### WHAT THE TASK ASKS
Within the listing below, locate all lines containing the word "background". Copy each one.
Start of RECORDS SHOWN
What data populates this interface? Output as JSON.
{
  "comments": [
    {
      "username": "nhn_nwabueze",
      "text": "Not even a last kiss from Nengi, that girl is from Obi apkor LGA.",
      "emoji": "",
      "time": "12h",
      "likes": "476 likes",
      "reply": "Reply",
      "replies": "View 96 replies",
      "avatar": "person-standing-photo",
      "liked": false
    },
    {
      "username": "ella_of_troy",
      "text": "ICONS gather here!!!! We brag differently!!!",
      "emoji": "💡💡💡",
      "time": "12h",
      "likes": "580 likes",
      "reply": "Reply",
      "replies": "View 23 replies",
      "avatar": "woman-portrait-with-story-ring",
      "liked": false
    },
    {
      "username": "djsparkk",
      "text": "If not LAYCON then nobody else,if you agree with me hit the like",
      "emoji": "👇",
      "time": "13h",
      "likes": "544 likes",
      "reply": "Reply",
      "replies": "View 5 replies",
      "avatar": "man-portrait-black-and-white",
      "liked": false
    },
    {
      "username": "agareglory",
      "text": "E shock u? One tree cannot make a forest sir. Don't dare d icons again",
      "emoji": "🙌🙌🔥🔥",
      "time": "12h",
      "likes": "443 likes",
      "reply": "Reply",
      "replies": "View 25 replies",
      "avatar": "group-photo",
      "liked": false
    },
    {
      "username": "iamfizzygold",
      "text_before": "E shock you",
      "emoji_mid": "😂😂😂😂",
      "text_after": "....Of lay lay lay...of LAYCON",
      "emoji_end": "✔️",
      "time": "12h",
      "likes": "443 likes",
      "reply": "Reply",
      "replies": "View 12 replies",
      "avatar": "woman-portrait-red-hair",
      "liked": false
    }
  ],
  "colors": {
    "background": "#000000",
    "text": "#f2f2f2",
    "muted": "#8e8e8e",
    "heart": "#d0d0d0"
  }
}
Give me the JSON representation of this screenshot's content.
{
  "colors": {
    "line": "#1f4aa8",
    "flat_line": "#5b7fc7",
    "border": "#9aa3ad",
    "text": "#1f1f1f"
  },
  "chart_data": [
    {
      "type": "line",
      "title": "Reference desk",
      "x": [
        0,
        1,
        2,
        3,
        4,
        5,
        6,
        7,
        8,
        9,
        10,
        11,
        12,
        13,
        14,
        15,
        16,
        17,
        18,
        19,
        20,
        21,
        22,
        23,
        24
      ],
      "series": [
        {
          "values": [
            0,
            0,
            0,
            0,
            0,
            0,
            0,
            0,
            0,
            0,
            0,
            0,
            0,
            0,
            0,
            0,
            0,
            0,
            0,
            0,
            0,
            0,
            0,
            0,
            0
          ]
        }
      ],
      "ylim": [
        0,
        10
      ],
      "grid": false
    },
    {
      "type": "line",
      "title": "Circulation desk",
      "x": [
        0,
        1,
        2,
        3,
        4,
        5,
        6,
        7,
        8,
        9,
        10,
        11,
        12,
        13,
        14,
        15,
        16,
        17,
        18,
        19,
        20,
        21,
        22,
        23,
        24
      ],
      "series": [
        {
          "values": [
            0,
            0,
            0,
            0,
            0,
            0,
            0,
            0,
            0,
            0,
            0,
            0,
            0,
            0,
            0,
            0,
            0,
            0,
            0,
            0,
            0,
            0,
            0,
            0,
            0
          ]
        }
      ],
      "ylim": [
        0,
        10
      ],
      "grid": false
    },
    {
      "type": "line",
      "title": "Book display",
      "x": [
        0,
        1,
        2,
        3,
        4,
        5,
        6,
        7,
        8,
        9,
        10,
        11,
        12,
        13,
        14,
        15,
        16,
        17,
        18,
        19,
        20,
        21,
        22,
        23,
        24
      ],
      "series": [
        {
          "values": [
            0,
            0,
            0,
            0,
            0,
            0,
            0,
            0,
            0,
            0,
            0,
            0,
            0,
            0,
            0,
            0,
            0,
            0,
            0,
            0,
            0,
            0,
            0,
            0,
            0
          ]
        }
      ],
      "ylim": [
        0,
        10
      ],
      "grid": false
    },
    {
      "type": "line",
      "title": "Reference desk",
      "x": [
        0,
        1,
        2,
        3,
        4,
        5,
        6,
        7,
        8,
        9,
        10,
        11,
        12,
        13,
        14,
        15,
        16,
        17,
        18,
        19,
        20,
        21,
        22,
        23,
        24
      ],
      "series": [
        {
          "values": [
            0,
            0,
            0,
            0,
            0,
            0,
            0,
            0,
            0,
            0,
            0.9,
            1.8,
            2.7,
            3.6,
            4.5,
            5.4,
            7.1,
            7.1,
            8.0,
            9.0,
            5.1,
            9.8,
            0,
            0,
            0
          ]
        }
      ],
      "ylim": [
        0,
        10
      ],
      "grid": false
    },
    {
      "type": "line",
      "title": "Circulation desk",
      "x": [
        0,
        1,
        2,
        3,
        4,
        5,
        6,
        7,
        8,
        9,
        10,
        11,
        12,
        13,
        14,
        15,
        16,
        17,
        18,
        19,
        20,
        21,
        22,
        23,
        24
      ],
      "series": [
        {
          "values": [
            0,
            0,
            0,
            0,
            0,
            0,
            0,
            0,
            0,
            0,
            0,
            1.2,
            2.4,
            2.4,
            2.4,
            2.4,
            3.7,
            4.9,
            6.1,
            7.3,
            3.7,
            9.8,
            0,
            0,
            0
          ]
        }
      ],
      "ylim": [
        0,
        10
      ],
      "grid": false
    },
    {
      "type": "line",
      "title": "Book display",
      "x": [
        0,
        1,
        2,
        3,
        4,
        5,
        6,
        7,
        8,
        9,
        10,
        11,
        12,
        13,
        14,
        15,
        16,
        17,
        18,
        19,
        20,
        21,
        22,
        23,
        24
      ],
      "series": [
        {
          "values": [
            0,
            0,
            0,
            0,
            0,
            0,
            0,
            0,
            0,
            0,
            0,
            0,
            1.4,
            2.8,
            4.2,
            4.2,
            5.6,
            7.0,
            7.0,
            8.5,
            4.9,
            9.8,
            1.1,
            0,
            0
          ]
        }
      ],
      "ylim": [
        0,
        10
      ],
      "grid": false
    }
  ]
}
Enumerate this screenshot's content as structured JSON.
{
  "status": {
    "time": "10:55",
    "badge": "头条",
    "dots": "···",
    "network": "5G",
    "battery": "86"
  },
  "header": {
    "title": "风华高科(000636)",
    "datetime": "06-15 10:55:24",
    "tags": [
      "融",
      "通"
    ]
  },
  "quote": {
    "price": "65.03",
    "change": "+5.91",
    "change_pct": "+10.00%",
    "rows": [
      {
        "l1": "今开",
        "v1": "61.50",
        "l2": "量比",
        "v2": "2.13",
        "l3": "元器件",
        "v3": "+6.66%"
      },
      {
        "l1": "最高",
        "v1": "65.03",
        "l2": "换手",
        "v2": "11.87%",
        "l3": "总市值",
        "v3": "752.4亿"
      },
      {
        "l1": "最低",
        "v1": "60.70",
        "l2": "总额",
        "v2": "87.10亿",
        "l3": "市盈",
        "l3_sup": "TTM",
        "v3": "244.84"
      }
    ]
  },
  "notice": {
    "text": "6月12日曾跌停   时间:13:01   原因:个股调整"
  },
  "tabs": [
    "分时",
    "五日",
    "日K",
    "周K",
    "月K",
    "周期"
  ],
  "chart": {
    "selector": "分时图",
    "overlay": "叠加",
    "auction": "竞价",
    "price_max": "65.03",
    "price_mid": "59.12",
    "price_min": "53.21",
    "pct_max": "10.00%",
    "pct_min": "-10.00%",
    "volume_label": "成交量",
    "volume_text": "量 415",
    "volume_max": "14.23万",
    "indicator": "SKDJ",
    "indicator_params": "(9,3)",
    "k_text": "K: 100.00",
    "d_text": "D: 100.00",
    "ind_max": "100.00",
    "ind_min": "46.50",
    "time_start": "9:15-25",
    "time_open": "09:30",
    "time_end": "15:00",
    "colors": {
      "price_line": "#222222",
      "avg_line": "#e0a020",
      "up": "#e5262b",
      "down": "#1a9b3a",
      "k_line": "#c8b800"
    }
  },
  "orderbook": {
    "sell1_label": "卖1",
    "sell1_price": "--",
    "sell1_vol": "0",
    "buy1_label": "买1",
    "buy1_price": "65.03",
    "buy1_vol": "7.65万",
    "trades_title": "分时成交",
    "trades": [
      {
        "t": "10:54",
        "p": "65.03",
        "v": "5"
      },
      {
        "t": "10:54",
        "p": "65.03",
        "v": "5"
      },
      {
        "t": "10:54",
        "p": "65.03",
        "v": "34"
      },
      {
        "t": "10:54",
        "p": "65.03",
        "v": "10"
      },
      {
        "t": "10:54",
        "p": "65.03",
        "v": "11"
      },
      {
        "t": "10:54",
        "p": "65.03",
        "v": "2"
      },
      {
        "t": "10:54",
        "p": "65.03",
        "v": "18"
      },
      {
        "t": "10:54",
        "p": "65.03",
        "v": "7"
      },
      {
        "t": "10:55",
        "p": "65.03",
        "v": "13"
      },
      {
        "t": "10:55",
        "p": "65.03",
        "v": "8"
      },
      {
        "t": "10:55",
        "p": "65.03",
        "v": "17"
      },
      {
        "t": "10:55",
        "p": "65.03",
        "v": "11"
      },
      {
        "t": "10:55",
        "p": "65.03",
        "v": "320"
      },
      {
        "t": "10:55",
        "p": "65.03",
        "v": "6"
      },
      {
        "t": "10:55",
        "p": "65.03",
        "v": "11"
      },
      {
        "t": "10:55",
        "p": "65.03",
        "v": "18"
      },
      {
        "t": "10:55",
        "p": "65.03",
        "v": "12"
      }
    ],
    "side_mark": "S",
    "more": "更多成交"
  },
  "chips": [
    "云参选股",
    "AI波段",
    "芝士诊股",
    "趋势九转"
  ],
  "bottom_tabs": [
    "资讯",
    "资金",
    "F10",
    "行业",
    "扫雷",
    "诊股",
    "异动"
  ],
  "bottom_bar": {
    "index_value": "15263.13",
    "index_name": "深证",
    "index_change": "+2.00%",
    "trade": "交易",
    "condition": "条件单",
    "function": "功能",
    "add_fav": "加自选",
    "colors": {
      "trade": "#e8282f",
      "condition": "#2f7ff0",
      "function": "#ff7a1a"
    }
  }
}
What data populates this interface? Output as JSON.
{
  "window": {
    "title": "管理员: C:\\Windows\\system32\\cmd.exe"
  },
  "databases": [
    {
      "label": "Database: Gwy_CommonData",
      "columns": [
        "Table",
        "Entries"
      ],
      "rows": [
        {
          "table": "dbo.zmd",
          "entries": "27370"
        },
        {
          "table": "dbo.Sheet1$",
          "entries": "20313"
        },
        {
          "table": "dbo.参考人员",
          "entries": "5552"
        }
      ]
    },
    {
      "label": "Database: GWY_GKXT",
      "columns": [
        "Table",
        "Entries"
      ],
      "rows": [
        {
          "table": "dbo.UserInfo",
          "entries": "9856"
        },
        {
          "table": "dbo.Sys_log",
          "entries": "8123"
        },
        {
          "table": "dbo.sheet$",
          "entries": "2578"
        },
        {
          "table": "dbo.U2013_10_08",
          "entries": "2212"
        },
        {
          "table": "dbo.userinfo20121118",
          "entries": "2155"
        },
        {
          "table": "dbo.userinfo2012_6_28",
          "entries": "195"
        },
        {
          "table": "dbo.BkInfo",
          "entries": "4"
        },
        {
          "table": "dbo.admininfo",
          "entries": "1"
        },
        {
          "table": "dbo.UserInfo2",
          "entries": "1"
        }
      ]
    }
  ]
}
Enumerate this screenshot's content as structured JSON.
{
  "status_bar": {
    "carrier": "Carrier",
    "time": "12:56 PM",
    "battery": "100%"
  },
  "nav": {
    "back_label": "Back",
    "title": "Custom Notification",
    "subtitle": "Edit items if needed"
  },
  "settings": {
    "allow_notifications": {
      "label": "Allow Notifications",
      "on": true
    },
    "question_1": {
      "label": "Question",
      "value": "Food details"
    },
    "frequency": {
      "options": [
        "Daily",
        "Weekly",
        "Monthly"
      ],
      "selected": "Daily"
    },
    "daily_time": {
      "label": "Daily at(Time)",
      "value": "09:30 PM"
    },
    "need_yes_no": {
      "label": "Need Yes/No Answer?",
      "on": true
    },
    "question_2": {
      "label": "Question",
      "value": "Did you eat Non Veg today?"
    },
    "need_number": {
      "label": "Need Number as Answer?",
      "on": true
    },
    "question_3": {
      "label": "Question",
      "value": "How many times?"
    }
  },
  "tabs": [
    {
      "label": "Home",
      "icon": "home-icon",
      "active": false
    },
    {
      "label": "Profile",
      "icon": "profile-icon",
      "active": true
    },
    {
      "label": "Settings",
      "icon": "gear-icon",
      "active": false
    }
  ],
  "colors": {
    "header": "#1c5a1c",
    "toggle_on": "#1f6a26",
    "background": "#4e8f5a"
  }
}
End of RECORDS SHOWN
### SOLUTION FOR THIS TASK
    "background": "#000000",
    "background": "#4e8f5a"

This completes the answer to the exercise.